START Data lines
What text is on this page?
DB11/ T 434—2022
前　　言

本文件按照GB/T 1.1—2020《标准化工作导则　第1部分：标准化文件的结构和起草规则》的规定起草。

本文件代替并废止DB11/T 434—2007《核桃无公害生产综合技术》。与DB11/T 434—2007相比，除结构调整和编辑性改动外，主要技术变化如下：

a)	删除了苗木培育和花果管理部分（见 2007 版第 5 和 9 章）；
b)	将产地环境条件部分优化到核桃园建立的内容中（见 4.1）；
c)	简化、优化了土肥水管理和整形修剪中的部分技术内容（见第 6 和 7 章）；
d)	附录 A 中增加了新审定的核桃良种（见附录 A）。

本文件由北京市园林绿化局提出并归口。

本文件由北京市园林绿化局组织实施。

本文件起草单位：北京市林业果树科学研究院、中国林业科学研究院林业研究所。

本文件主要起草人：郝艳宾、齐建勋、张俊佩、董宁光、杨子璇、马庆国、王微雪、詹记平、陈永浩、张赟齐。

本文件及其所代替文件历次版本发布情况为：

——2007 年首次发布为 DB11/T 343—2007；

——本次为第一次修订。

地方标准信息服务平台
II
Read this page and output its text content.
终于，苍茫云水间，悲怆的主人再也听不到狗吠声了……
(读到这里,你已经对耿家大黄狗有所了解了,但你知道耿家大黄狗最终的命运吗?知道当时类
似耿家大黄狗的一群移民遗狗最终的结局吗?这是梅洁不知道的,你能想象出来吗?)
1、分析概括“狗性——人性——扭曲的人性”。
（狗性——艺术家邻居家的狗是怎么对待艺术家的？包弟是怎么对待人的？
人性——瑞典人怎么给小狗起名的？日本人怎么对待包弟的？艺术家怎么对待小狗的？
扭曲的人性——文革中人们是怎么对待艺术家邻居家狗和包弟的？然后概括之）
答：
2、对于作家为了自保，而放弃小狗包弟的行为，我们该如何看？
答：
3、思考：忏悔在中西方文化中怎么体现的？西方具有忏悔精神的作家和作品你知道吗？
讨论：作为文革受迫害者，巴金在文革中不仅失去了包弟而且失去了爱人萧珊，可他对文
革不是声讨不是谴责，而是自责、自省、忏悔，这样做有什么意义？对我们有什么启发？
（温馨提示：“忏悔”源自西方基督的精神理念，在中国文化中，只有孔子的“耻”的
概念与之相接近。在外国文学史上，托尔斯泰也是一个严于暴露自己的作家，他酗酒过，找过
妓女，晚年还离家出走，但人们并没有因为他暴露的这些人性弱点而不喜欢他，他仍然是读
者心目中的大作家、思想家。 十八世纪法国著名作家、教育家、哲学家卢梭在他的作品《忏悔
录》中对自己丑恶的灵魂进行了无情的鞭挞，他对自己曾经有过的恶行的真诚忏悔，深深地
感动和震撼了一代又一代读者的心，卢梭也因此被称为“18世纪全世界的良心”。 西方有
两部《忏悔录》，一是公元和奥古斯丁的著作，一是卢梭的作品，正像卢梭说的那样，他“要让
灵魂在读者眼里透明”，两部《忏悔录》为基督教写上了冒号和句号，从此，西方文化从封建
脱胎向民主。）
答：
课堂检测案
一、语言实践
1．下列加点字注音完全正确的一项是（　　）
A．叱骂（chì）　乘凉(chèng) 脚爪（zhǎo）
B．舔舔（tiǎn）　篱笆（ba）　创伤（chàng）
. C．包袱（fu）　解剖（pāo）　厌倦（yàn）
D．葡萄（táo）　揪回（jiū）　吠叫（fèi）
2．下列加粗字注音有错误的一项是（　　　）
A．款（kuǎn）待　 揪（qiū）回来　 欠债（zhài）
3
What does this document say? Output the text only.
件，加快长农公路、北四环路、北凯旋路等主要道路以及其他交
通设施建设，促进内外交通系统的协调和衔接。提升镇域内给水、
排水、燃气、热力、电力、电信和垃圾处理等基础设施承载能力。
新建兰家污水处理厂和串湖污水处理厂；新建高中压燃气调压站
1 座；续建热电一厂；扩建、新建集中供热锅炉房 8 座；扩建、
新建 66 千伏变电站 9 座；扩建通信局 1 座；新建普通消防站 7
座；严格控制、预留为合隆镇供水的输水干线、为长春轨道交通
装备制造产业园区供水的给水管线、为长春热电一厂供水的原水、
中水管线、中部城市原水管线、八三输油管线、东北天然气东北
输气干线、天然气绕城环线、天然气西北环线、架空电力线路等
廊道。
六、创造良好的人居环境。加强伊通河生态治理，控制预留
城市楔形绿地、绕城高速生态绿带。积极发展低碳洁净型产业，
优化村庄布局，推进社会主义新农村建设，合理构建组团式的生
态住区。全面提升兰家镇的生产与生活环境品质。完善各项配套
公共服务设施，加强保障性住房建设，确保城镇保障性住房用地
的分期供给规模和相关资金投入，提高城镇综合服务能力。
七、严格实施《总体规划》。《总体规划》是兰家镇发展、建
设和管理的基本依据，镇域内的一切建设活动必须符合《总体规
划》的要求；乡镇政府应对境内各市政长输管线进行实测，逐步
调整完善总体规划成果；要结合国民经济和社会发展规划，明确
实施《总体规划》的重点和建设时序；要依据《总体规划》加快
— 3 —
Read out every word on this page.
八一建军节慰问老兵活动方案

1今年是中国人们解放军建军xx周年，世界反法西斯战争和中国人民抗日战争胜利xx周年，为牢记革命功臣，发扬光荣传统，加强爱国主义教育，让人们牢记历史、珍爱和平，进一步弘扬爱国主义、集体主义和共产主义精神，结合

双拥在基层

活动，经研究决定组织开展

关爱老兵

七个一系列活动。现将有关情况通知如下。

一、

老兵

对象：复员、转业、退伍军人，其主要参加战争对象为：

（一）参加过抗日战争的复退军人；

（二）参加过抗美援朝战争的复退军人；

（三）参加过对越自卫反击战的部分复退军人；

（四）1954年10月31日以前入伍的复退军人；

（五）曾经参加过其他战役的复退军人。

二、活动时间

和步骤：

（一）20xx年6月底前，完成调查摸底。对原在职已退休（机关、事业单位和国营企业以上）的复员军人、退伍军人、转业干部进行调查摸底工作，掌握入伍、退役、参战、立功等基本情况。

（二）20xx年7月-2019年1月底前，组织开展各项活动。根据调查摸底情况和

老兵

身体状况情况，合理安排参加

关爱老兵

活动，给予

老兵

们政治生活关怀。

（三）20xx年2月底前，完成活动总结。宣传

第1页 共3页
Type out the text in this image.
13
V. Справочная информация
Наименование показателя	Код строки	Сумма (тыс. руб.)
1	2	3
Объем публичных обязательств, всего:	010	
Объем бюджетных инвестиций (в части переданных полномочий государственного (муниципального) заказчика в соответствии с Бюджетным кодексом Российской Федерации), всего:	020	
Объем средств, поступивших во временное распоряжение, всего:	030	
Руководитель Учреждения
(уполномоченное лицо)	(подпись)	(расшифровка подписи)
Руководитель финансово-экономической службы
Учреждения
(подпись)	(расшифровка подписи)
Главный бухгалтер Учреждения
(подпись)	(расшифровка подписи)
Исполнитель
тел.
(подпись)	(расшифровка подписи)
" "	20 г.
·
END Data lines
_Task objective_
In the entries above, identify every line with the word "What". Copy those lines.

_Task result_
What text is on this page?
What does this document say? Output the text only.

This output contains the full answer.